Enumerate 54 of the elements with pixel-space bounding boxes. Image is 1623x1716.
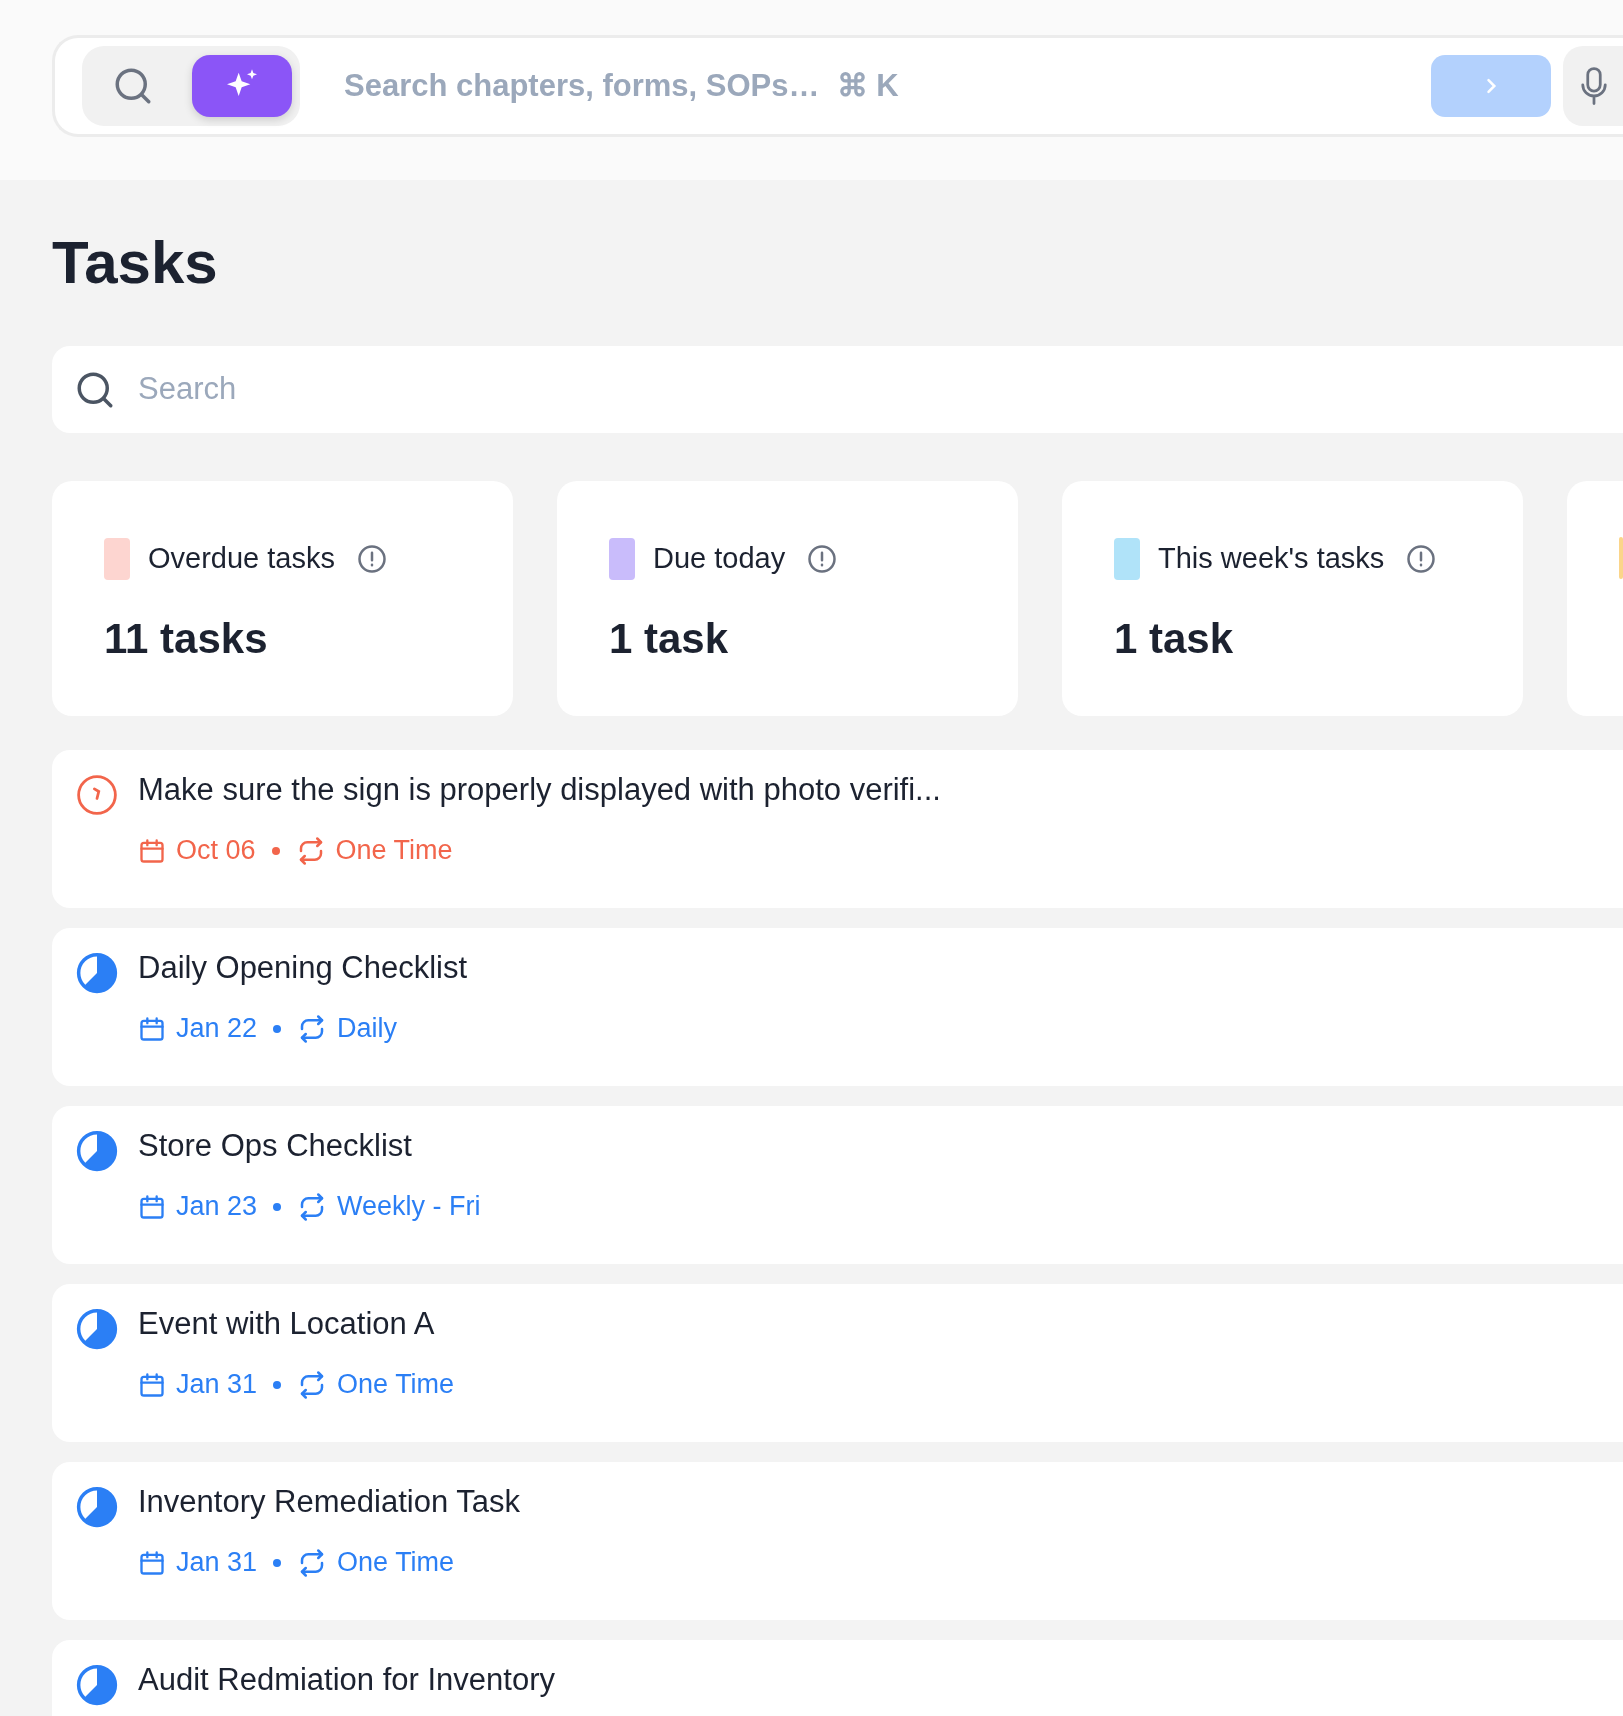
separator-dot — [271, 846, 280, 855]
pie-chart-icon — [76, 1664, 118, 1706]
due-date: Jan 23 — [176, 1190, 258, 1224]
card-label: This week's tasks — [1158, 541, 1385, 576]
recurrence: One Time — [337, 1368, 455, 1402]
task-row[interactable]: Inventory Remediation Task Jan 31 One Time — [52, 1462, 1623, 1620]
separator-dot — [273, 1024, 282, 1033]
sparkle-button[interactable] — [192, 55, 292, 117]
info-icon[interactable] — [807, 543, 838, 574]
task-row[interactable]: Event with Location A Jan 31 One Time — [52, 1284, 1623, 1442]
task-title: Store Ops Checklist — [138, 1127, 413, 1165]
microphone-button[interactable] — [1563, 46, 1623, 126]
task-title: Event with Location A — [138, 1305, 436, 1343]
search-bar[interactable]: Search chapters, forms, SOPs… ⌘ K — [52, 35, 1623, 137]
card-label: Overdue tasks — [148, 541, 335, 576]
pie-chart-icon — [76, 1486, 118, 1528]
pie-chart-icon — [76, 1308, 118, 1350]
separator-dot — [273, 1380, 282, 1389]
recurrence: One Time — [335, 834, 453, 868]
separator-dot — [273, 1558, 282, 1567]
calendar-icon — [138, 836, 166, 865]
info-icon[interactable] — [357, 543, 387, 574]
pie-chart-icon — [76, 1130, 118, 1172]
task-title: Daily Opening Checklist — [138, 949, 468, 987]
task-title: Inventory Remediation Task — [138, 1483, 520, 1521]
pie-chart-icon — [76, 952, 118, 994]
due-date: Jan 31 — [176, 1368, 258, 1402]
separator-dot — [273, 1202, 282, 1211]
calendar-icon — [138, 1192, 166, 1221]
recurrence: One Time — [337, 1546, 455, 1580]
card-label: Due today — [653, 541, 786, 576]
calendar-icon — [138, 1370, 166, 1399]
task-title: Audit Redmiation for Inventory — [138, 1661, 555, 1699]
task-row[interactable]: Audit Redmiation for Inventory — [52, 1640, 1623, 1716]
calendar-icon — [138, 1014, 166, 1043]
search-field[interactable]: Search chapters, forms, SOPs… ⌘ K — [342, 61, 1431, 111]
due-date: Jan 31 — [176, 1546, 258, 1580]
task-row[interactable]: Store Ops Checklist Jan 23 Weekly - Fri — [52, 1106, 1623, 1264]
card-value: 1 task — [609, 613, 730, 664]
card-value: 11 tasks — [104, 613, 269, 664]
recurrence: Weekly - Fri — [337, 1190, 481, 1224]
recurrence: Daily — [337, 1012, 398, 1046]
search-field[interactable]: Search — [52, 346, 1623, 433]
task-title: Make sure the sign is properly displayed with photo verifi... — [138, 771, 941, 809]
card-value: 1 task — [1114, 613, 1235, 664]
clock-icon — [76, 774, 118, 816]
task-row[interactable]: Make sure the sign is properly displayed with photo verifi... Oct 06 One Time — [52, 750, 1623, 908]
task-row[interactable]: Daily Opening Checklist Jan 22 Daily — [52, 928, 1623, 1086]
microphone-icon — [1579, 64, 1609, 108]
calendar-icon — [138, 1548, 166, 1577]
info-icon[interactable] — [1406, 543, 1437, 574]
due-date: Oct 06 — [176, 834, 256, 868]
due-date: Jan 22 — [176, 1012, 258, 1046]
page-title: Tasks — [52, 230, 219, 296]
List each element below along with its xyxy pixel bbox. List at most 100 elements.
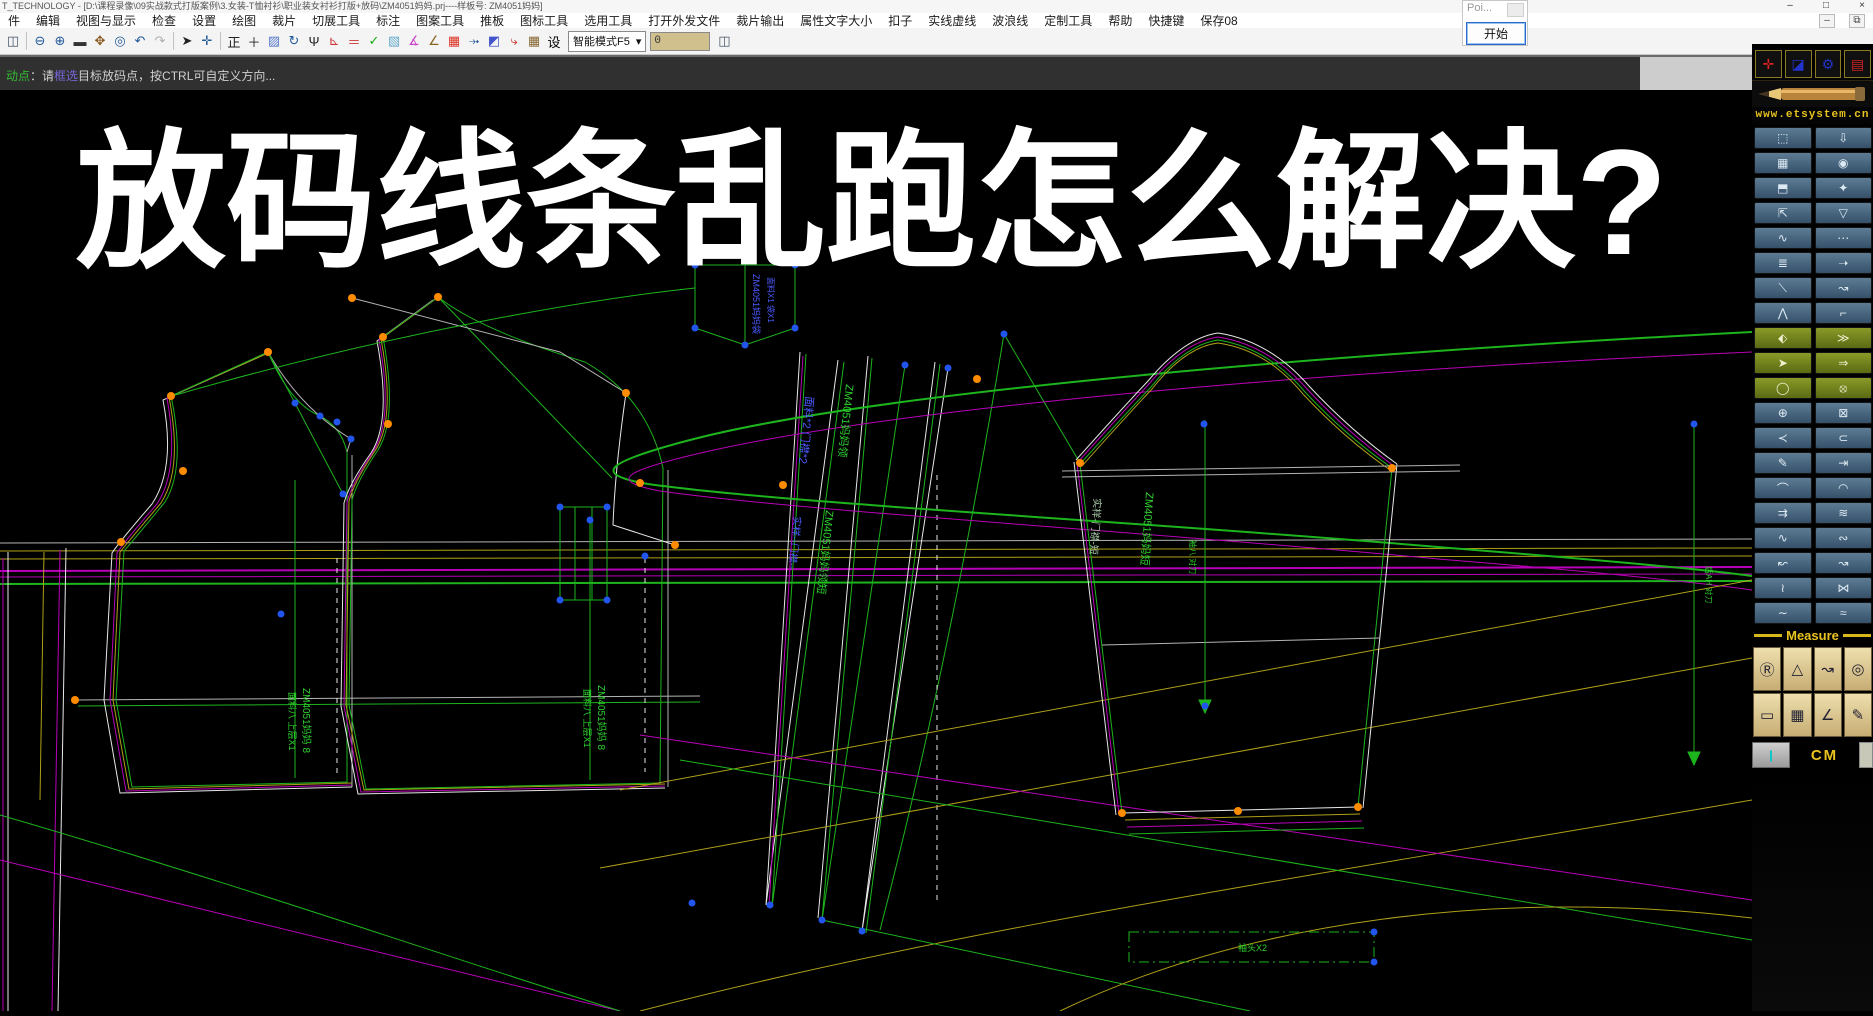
menu-item[interactable]: 裁片	[264, 12, 304, 29]
sidebar-tool[interactable]: ⋀	[1754, 302, 1812, 324]
pattern-line[interactable]	[1363, 464, 1397, 808]
toolbar-button-zoom-out[interactable]: ⊖	[30, 31, 50, 52]
measure-tool[interactable]: ▭	[1753, 693, 1781, 737]
menu-item[interactable]: 波浪线	[984, 12, 1036, 29]
pattern-line[interactable]	[104, 357, 352, 793]
curve-point[interactable]	[604, 597, 611, 604]
pattern-line[interactable]	[822, 358, 905, 920]
sidebar-tool[interactable]: ⌐	[1815, 302, 1873, 324]
toolbar-button-zoom-prev[interactable]: ◎	[110, 31, 130, 52]
measure-tool[interactable]: △	[1783, 647, 1811, 691]
menu-item[interactable]: 图案工具	[408, 12, 472, 29]
maximize-button[interactable]: □	[1819, 0, 1833, 13]
pattern-line[interactable]	[110, 355, 352, 791]
toolbar-button-smart-check[interactable]: ✓	[364, 31, 384, 52]
grade-value-input[interactable]	[650, 32, 710, 51]
toolbar-button-hook[interactable]: ⤷	[504, 31, 524, 52]
sidebar-tool[interactable]: ↜	[1754, 552, 1812, 574]
pattern-line[interactable]	[346, 298, 665, 790]
curve-point[interactable]	[902, 362, 909, 369]
page-button[interactable]: ◫	[714, 31, 734, 52]
menu-item[interactable]: 标注	[368, 12, 408, 29]
sidebar-tool[interactable]: ▦	[1754, 152, 1812, 174]
calculator-icon[interactable]	[1859, 742, 1873, 768]
sidebar-tool[interactable]: ≀	[1754, 577, 1812, 599]
pattern-line[interactable]	[640, 800, 1752, 1011]
mode-dropdown[interactable]: 智能模式F5 ▾	[568, 31, 646, 52]
menu-item[interactable]: 视图与显示	[68, 12, 144, 29]
grade-point[interactable]	[1118, 809, 1126, 817]
pattern-line[interactable]	[1125, 814, 1360, 820]
sidebar-tool[interactable]: ◉	[1815, 152, 1873, 174]
sidebar-tool[interactable]: ➝	[1815, 252, 1873, 274]
pattern-line[interactable]	[268, 352, 343, 494]
point-panel-box[interactable]	[1507, 3, 1524, 17]
menu-item[interactable]: 图标工具	[512, 12, 576, 29]
sidebar-tool[interactable]: ⇥	[1815, 452, 1873, 474]
curve-point[interactable]	[1202, 703, 1209, 710]
pattern-line[interactable]	[822, 920, 1250, 1011]
sidebar-tool[interactable]: ∿	[1754, 227, 1812, 249]
menu-item[interactable]: 选用工具	[576, 12, 640, 29]
curve-point[interactable]	[742, 342, 749, 349]
pattern-line[interactable]	[1078, 337, 1394, 466]
measure-tool[interactable]: ✎	[1844, 693, 1872, 737]
sidebar-tool[interactable]: ⇩	[1815, 127, 1873, 149]
menu-item[interactable]: 帮助	[1100, 12, 1140, 29]
sidebar-tool[interactable]: ⬒	[1754, 177, 1812, 199]
measure-tool[interactable]: Ⓡ	[1753, 647, 1781, 691]
pattern-line[interactable]	[1076, 333, 1397, 464]
pattern-line[interactable]	[0, 860, 620, 1011]
grade-point[interactable]	[434, 293, 442, 301]
pattern-line[interactable]	[438, 297, 612, 478]
sidebar-tool[interactable]: ⌒	[1754, 477, 1812, 499]
toolbar-button-rotate[interactable]: ↻	[284, 31, 304, 52]
menu-item[interactable]: 扣子	[880, 12, 920, 29]
curve-point[interactable]	[767, 902, 774, 909]
curve-point[interactable]	[604, 504, 611, 511]
curve-point[interactable]	[642, 553, 649, 560]
pattern-line[interactable]	[0, 539, 1752, 543]
pattern-line[interactable]	[600, 658, 1752, 868]
menu-item[interactable]: 设置	[184, 12, 224, 29]
curve-point[interactable]	[278, 611, 285, 618]
sidebar-tool[interactable]: ≣	[1754, 252, 1812, 274]
layers-icon[interactable]: ▤	[1844, 50, 1871, 78]
toolbar-button-hatch[interactable]: ▧	[384, 31, 404, 52]
sidebar-tool[interactable]: ≺	[1754, 427, 1812, 449]
sidebar-tool[interactable]: ≋	[1815, 502, 1873, 524]
toolbar-button-full-screen[interactable]: ▬	[70, 31, 90, 52]
curve-point[interactable]	[587, 517, 594, 524]
sidebar-tool[interactable]: ◠	[1815, 477, 1873, 499]
curve-point[interactable]	[557, 597, 564, 604]
toolbar-button-fork[interactable]: Ψ	[304, 31, 324, 52]
pattern-line[interactable]	[1358, 468, 1392, 807]
sidebar-tool[interactable]: ⊂	[1815, 427, 1873, 449]
curve-point[interactable]	[334, 419, 341, 426]
pattern-line[interactable]	[344, 299, 665, 792]
grade-point[interactable]	[636, 479, 644, 487]
curve-point[interactable]	[792, 325, 799, 332]
sidebar-tool[interactable]: ∼	[1754, 602, 1812, 624]
pattern-line[interactable]	[680, 760, 1752, 940]
sidebar-tool[interactable]: ⦻	[1815, 377, 1873, 399]
curve-point[interactable]	[340, 491, 347, 498]
toolbar-button-flip[interactable]: ⤞	[464, 31, 484, 52]
curve-point[interactable]	[689, 900, 696, 907]
pattern-line[interactable]	[0, 567, 1752, 571]
menu-item[interactable]: 绘图	[224, 12, 264, 29]
measure-tool[interactable]: ◎	[1844, 647, 1872, 691]
grade-point[interactable]	[1076, 459, 1084, 467]
toolbar-button-perpendicular[interactable]: ⊾	[324, 31, 344, 52]
sidebar-tool[interactable]: ↝	[1815, 277, 1873, 299]
pattern-line[interactable]	[0, 574, 1752, 577]
grade-point[interactable]	[117, 538, 125, 546]
toolbar-button-grid[interactable]: ▦	[524, 31, 544, 52]
menu-item[interactable]: 检查	[144, 12, 184, 29]
menu-item[interactable]: 裁片输出	[728, 12, 792, 29]
mdi-restore-button[interactable]: ⧉	[1849, 14, 1865, 28]
grade-point[interactable]	[622, 389, 630, 397]
toolbar-button-brush[interactable]: ▨	[264, 31, 284, 52]
pattern-line[interactable]	[0, 815, 620, 1011]
mdi-minimize-button[interactable]: –	[1819, 14, 1835, 28]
____________________
▶ THE EXERCISE
Quote the records word for word, from the line containing "12, 304, 29]" through the line containing "298, 665, 790]", both included.

▶ REPLY TO THE TASK
menu-item[interactable]: 裁片	[264, 12, 304, 29]
sidebar-tool[interactable]: ⋀	[1754, 302, 1812, 324]
pattern-line[interactable]	[1363, 464, 1397, 808]
toolbar-button-zoom-out[interactable]: ⊖	[30, 31, 50, 52]
measure-tool[interactable]: ▭	[1753, 693, 1781, 737]
menu-item[interactable]: 波浪线	[984, 12, 1036, 29]
pattern-line[interactable]	[104, 357, 352, 793]
curve-point[interactable]	[604, 597, 611, 604]
pattern-line[interactable]	[822, 358, 905, 920]
sidebar-tool[interactable]: ⌐	[1815, 302, 1873, 324]
toolbar-button-zoom-prev[interactable]: ◎	[110, 31, 130, 52]
measure-tool[interactable]: △	[1783, 647, 1811, 691]
menu-item[interactable]: 图案工具	[408, 12, 472, 29]
maximize-button[interactable]: □	[1819, 0, 1833, 13]
pattern-line[interactable]	[110, 355, 352, 791]
toolbar-button-smart-check[interactable]: ✓	[364, 31, 384, 52]
grade-value-input[interactable]	[650, 32, 710, 51]
toolbar-button-hook[interactable]: ⤷	[504, 31, 524, 52]
sidebar-tool[interactable]: ↜	[1754, 552, 1812, 574]
pattern-line[interactable]	[346, 298, 665, 790]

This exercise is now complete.